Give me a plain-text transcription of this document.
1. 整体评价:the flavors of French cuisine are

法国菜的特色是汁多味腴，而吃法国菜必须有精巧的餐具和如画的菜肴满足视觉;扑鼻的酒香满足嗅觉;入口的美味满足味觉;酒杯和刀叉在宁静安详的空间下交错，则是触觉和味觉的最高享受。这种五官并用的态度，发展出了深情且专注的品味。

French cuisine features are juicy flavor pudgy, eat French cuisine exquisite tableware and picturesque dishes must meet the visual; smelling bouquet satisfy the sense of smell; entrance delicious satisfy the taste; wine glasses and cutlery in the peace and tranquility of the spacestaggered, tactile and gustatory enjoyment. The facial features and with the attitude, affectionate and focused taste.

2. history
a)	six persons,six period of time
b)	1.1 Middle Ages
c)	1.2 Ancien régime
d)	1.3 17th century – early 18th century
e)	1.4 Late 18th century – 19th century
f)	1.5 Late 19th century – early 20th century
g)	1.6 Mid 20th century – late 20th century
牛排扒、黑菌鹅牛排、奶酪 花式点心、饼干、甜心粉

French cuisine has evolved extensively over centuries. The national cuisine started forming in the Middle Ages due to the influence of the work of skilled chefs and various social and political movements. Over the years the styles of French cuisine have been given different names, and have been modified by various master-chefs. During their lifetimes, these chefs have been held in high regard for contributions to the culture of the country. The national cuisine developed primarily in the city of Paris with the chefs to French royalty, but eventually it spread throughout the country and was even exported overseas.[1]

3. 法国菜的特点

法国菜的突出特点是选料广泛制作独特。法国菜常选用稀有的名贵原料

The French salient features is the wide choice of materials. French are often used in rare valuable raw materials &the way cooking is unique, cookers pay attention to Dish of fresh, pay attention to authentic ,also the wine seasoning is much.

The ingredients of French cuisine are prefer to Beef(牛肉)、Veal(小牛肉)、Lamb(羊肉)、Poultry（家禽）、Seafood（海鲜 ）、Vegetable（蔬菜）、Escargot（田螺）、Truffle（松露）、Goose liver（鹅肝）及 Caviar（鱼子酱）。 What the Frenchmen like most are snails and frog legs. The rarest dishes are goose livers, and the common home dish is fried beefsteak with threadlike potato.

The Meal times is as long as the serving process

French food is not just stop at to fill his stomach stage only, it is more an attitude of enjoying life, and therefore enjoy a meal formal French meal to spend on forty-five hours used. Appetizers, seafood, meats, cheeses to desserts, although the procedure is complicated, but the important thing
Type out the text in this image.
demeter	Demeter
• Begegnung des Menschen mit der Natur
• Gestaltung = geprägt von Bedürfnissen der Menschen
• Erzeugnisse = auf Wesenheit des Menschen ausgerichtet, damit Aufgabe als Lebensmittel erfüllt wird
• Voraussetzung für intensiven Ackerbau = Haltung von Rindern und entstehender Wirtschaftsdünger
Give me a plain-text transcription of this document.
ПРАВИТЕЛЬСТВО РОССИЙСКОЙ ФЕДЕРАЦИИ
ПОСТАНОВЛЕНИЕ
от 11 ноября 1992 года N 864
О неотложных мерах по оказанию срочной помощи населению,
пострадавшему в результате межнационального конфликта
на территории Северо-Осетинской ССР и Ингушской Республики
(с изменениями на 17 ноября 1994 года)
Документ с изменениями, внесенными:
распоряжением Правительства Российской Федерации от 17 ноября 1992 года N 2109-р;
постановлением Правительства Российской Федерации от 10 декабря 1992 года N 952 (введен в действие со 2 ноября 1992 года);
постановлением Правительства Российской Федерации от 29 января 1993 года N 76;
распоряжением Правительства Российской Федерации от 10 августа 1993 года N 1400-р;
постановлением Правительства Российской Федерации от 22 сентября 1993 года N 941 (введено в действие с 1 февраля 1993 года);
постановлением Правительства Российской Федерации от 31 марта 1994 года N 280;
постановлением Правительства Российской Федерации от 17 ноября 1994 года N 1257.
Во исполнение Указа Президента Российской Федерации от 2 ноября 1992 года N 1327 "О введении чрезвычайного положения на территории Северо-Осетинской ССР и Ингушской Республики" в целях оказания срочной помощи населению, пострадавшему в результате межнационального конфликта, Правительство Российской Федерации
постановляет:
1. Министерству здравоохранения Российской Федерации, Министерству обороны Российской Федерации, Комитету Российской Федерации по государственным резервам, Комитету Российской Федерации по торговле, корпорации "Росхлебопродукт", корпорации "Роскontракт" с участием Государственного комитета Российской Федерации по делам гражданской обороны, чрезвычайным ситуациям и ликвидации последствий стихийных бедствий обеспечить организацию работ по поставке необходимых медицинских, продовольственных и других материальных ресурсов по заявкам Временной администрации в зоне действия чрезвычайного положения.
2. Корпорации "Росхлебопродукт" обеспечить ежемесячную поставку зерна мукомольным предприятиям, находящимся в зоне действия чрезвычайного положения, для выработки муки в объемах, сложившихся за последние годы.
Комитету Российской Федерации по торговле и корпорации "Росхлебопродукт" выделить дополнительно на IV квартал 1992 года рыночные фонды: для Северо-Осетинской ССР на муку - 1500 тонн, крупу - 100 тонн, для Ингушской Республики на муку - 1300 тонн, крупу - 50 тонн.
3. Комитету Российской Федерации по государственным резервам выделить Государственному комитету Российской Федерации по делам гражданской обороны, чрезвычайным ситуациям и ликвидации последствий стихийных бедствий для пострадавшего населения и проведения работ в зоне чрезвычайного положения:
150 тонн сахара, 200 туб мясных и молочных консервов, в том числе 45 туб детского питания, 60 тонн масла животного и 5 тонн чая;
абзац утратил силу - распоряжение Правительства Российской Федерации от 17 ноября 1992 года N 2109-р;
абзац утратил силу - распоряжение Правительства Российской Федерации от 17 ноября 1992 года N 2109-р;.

Work instructions
Repeat every line of the material exactly as given.

Task answer
Give me a plain-text transcription of this document.
1. 整体评价:the flavors of French cuisine are

法国菜的特色是汁多味腴，而吃法国菜必须有精巧的餐具和如画的菜肴满足视觉;扑鼻的酒香满足嗅觉;入口的美味满足味觉;酒杯和刀叉在宁静安详的空间下交错，则是触觉和味觉的最高享受。这种五官并用的态度，发展出了深情且专注的品味。

French cuisine features are juicy flavor pudgy, eat French cuisine exquisite tableware and picturesque dishes must meet the visual; smelling bouquet satisfy the sense of smell; entrance delicious satisfy the taste; wine glasses and cutlery in the peace and tranquility of the spacestaggered, tactile and gustatory enjoyment. The facial features and with the attitude, affectionate and focused taste.

2. history
a)	six persons,six period of time
b)	1.1 Middle Ages
c)	1.2 Ancien régime
d)	1.3 17th century – early 18th century
e)	1.4 Late 18th century – 19th century
f)	1.5 Late 19th century – early 20th century
g)	1.6 Mid 20th century – late 20th century
牛排扒、黑菌鹅牛排、奶酪 花式点心、饼干、甜心粉

French cuisine has evolved extensively over centuries. The national cuisine started forming in the Middle Ages due to the influence of the work of skilled chefs and various social and political movements. Over the years the styles of French cuisine have been given different names, and have been modified by various master-chefs. During their lifetimes, these chefs have been held in high regard for contributions to the culture of the country. The national cuisine developed primarily in the city of Paris with the chefs to French royalty, but eventually it spread throughout the country and was even exported overseas.[1]

3. 法国菜的特点

法国菜的突出特点是选料广泛制作独特。法国菜常选用稀有的名贵原料

The French salient features is the wide choice of materials. French are often used in rare valuable raw materials &the way cooking is unique, cookers pay attention to Dish of fresh, pay attention to authentic ,also the wine seasoning is much.

The ingredients of French cuisine are prefer to Beef(牛肉)、Veal(小牛肉)、Lamb(羊肉)、Poultry（家禽）、Seafood（海鲜 ）、Vegetable（蔬菜）、Escargot（田螺）、Truffle（松露）、Goose liver（鹅肝）及 Caviar（鱼子酱）。 What the Frenchmen like most are snails and frog legs. The rarest dishes are goose livers, and the common home dish is fried beefsteak with threadlike potato.

The Meal times is as long as the serving process

French food is not just stop at to fill his stomach stage only, it is more an attitude of enjoying life, and therefore enjoy a meal formal French meal to spend on forty-five hours used. Appetizers, seafood, meats, cheeses to desserts, although the procedure is complicated, but the important thing
Type out the text in this image.
demeter	Demeter
• Begegnung des Menschen mit der Natur
• Gestaltung = geprägt von Bedürfnissen der Menschen
• Erzeugnisse = auf Wesenheit des Menschen ausgerichtet, damit Aufgabe als Lebensmittel erfüllt wird
• Voraussetzung für intensiven Ackerbau = Haltung von Rindern und entstehender Wirtschaftsdünger
Give me a plain-text transcription of this document.
ПРАВИТЕЛЬСТВО РОССИЙСКОЙ ФЕДЕРАЦИИ
ПОСТАНОВЛЕНИЕ
от 11 ноября 1992 года N 864
О неотложных мерах по оказанию срочной помощи населению,
пострадавшему в результате межнационального конфликта
на территории Северо-Осетинской ССР и Ингушской Республики
(с изменениями на 17 ноября 1994 года)
Документ с изменениями, внесенными:
распоряжением Правительства Российской Федерации от 17 ноября 1992 года N 2109-р;
постановлением Правительства Российской Федерации от 10 декабря 1992 года N 952 (введен в действие со 2 ноября 1992 года);
постановлением Правительства Российской Федерации от 29 января 1993 года N 76;
распоряжением Правительства Российской Федерации от 10 августа 1993 года N 1400-р;
постановлением Правительства Российской Федерации от 22 сентября 1993 года N 941 (введено в действие с 1 февраля 1993 года);
постановлением Правительства Российской Федерации от 31 марта 1994 года N 280;
постановлением Правительства Российской Федерации от 17 ноября 1994 года N 1257.
Во исполнение Указа Президента Российской Федерации от 2 ноября 1992 года N 1327 "О введении чрезвычайного положения на территории Северо-Осетинской ССР и Ингушской Республики" в целях оказания срочной помощи населению, пострадавшему в результате межнационального конфликта, Правительство Российской Федерации
постановляет:
1. Министерству здравоохранения Российской Федерации, Министерству обороны Российской Федерации, Комитету Российской Федерации по государственным резервам, Комитету Российской Федерации по торговле, корпорации "Росхлебопродукт", корпорации "Роскontракт" с участием Государственного комитета Российской Федерации по делам гражданской обороны, чрезвычайным ситуациям и ликвидации последствий стихийных бедствий обеспечить организацию работ по поставке необходимых медицинских, продовольственных и других материальных ресурсов по заявкам Временной администрации в зоне действия чрезвычайного положения.
2. Корпорации "Росхлебопродукт" обеспечить ежемесячную поставку зерна мукомольным предприятиям, находящимся в зоне действия чрезвычайного положения, для выработки муки в объемах, сложившихся за последние годы.
Комитету Российской Федерации по торговле и корпорации "Росхлебопродукт" выделить дополнительно на IV квартал 1992 года рыночные фонды: для Северо-Осетинской ССР на муку - 1500 тонн, крупу - 100 тонн, для Ингушской Республики на муку - 1300 тонн, крупу - 50 тонн.
3. Комитету Российской Федерации по государственным резервам выделить Государственному комитету Российской Федерации по делам гражданской обороны, чрезвычайным ситуациям и ликвидации последствий стихийных бедствий для пострадавшего населения и проведения работ в зоне чрезвычайного положения:
150 тонн сахара, 200 туб мясных и молочных консервов, в том числе 45 туб детского питания, 60 тонн масла животного и 5 тонн чая;
абзац утратил силу - распоряжение Правительства Российской Федерации от 17 ноября 1992 года N 2109-р;
абзац утратил силу - распоряжение Правительства Российской Федерации от 17 ноября 1992 года N 2109-р;.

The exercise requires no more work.